Task input:
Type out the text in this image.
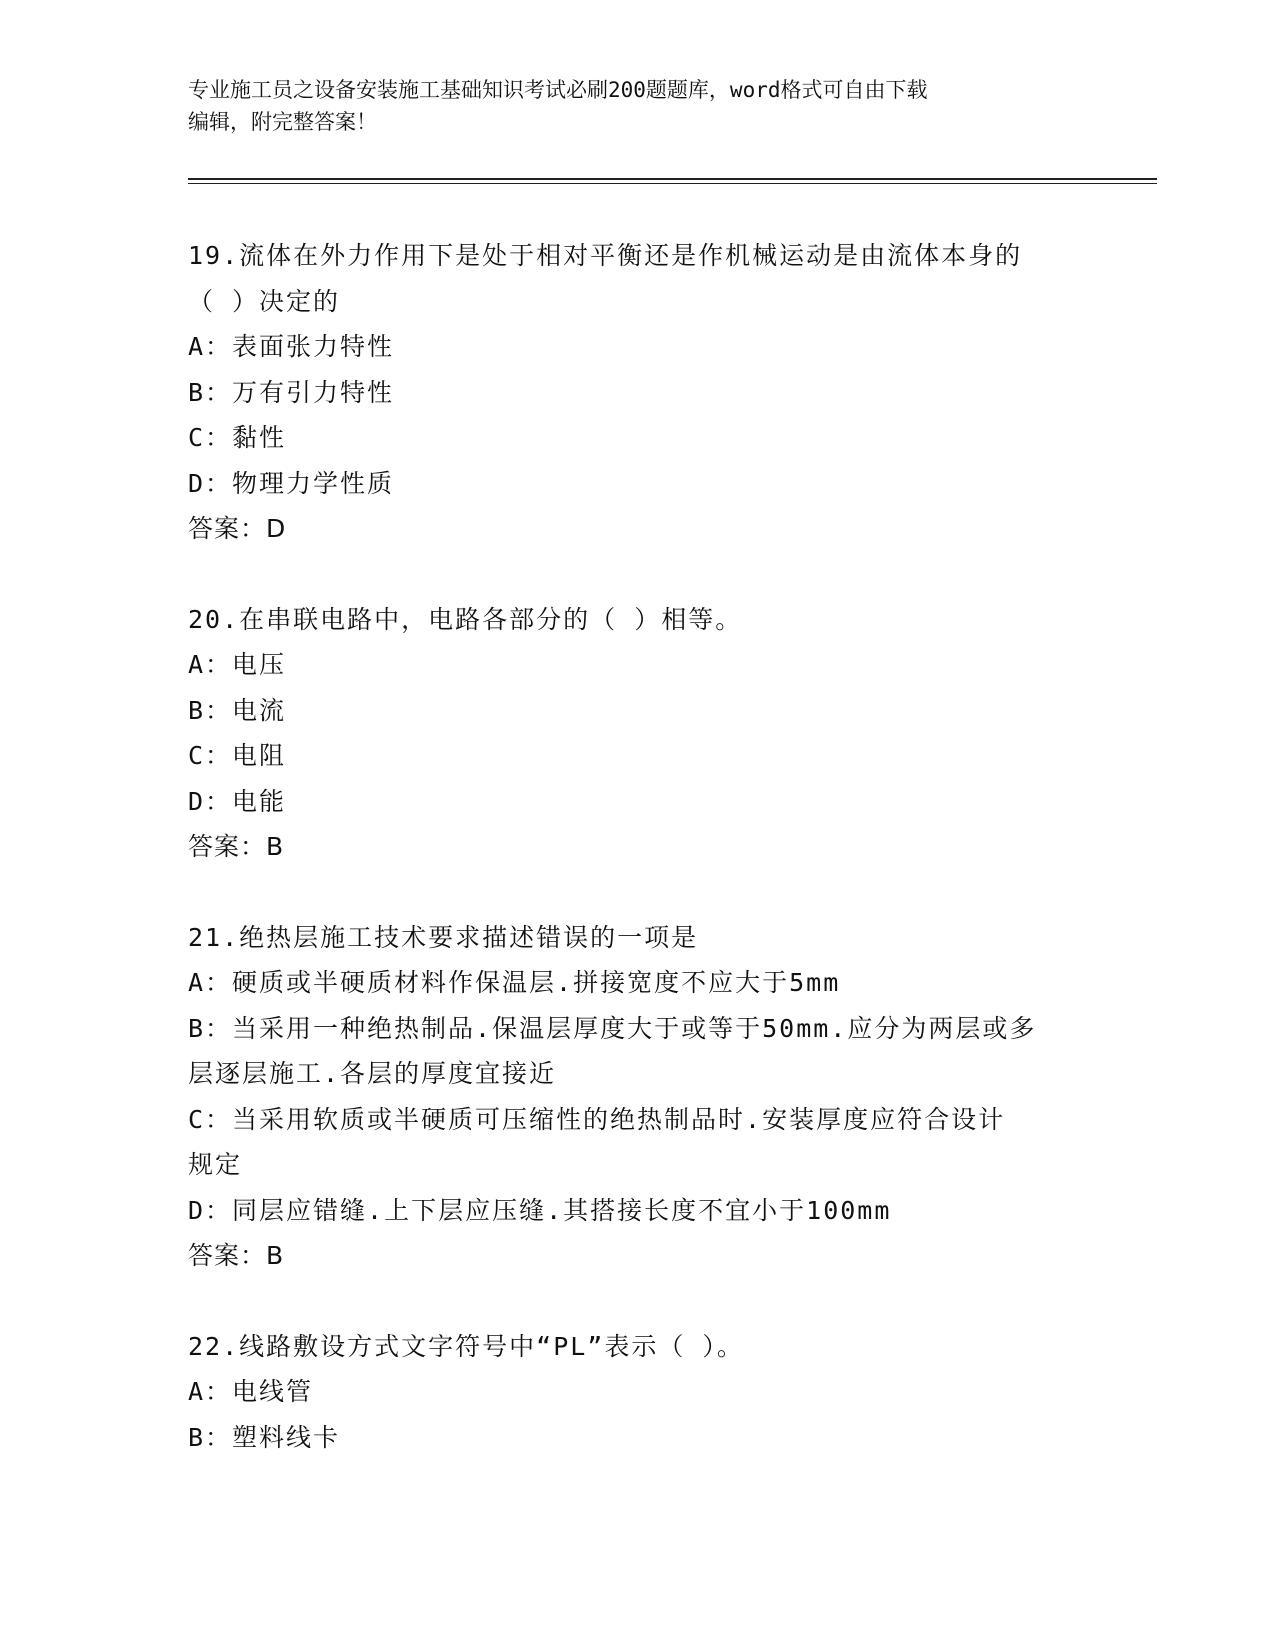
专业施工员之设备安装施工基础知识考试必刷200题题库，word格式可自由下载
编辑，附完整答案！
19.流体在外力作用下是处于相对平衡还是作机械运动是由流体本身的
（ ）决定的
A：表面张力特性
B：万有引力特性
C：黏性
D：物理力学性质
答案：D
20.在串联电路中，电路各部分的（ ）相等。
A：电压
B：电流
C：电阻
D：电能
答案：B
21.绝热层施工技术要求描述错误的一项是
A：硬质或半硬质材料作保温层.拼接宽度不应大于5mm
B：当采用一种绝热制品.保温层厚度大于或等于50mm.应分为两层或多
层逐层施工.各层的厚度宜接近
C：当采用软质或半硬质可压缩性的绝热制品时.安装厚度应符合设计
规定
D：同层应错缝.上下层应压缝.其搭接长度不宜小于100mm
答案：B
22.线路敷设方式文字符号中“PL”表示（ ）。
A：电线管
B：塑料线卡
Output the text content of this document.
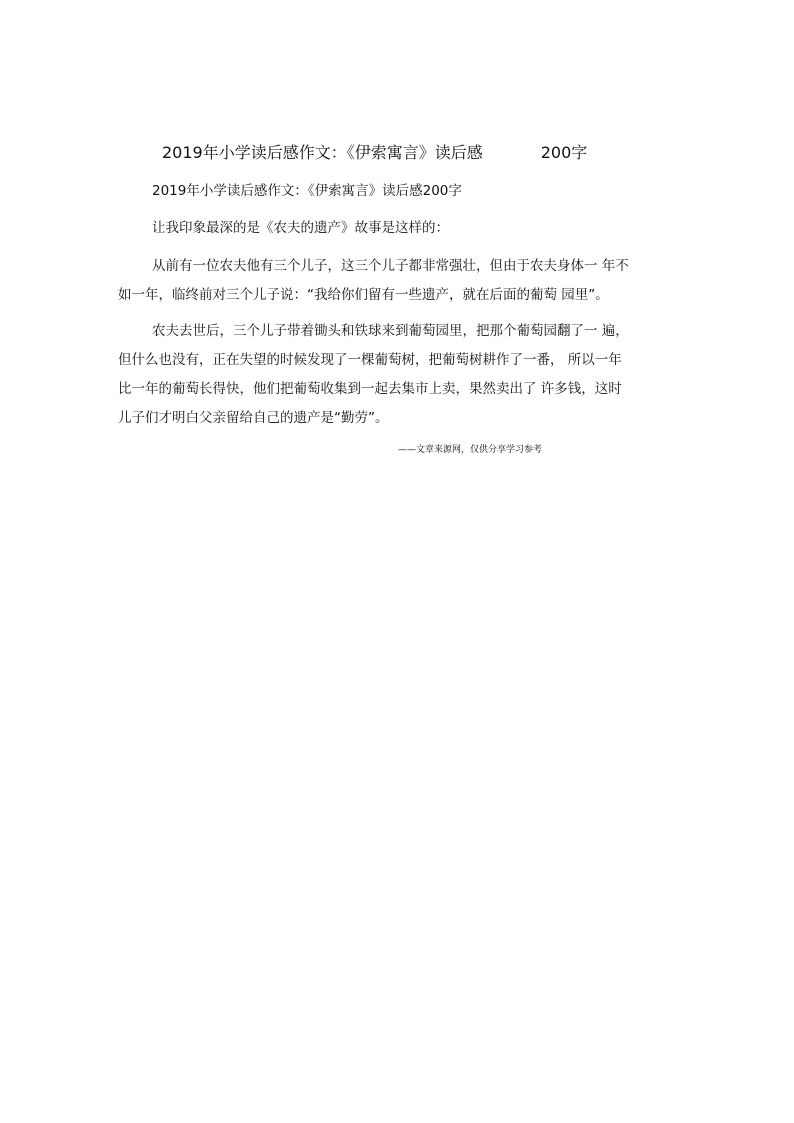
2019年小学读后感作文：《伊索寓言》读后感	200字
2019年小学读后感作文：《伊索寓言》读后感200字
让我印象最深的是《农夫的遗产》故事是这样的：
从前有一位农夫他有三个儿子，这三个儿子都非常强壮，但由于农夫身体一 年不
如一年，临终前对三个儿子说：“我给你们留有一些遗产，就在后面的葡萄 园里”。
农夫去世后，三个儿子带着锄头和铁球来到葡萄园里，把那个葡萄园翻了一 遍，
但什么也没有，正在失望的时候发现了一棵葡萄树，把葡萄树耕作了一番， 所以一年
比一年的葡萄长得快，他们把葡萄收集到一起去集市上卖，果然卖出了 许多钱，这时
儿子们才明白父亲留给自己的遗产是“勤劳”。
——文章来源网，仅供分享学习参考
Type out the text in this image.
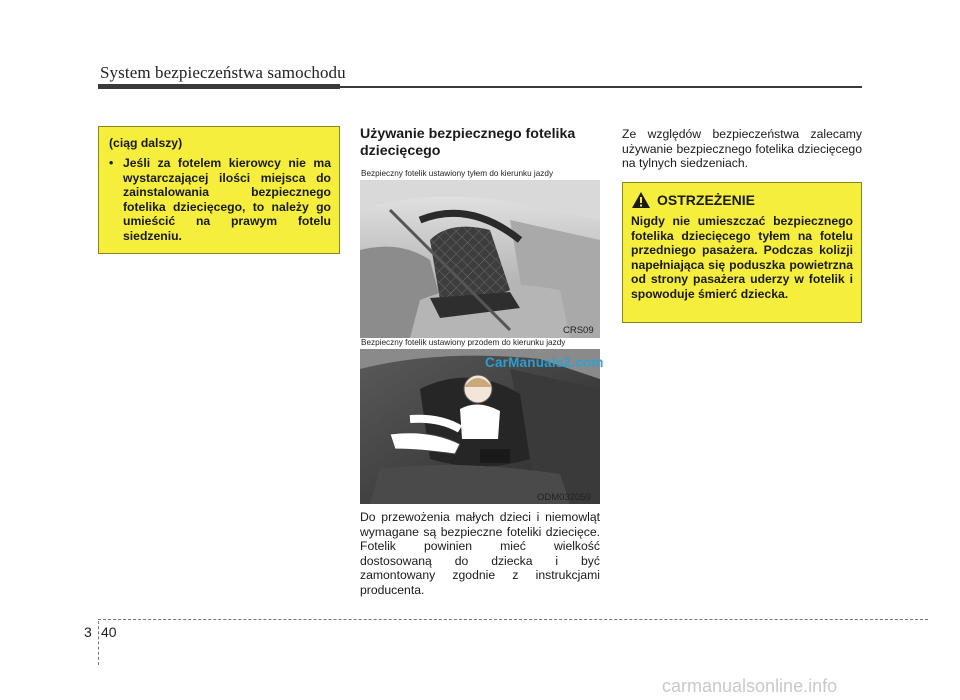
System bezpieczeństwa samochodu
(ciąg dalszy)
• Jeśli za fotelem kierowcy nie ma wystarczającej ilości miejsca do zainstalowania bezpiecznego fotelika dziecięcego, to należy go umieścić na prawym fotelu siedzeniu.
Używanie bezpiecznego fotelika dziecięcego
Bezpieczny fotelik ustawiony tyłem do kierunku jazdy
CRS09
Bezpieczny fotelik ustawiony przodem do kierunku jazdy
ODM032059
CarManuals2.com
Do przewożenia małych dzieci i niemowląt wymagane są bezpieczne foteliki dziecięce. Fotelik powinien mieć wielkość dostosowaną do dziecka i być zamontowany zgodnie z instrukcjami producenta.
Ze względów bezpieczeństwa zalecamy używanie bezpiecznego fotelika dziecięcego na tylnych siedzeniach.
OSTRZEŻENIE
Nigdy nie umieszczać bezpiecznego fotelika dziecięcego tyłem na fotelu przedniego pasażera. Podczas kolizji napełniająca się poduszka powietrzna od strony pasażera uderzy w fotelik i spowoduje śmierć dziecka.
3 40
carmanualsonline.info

Task to complete:
Scan the data above and copy every line with "bezpiecznego" in it.

Reply:
• Jeśli za fotelem kierowcy nie ma wystarczającej ilości miejsca do zainstalowania bezpiecznego fotelika dziecięcego, to należy go umieścić na prawym fotelu siedzeniu.
Używanie bezpiecznego fotelika dziecięcego
Ze względów bezpieczeństwa zalecamy używanie bezpiecznego fotelika dziecięcego na tylnych siedzeniach.
Nigdy nie umieszczać bezpiecznego fotelika dziecięcego tyłem na fotelu przedniego pasażera. Podczas kolizji napełniająca się poduszka powietrzna od strony pasażera uderzy w fotelik i spowoduje śmierć dziecka.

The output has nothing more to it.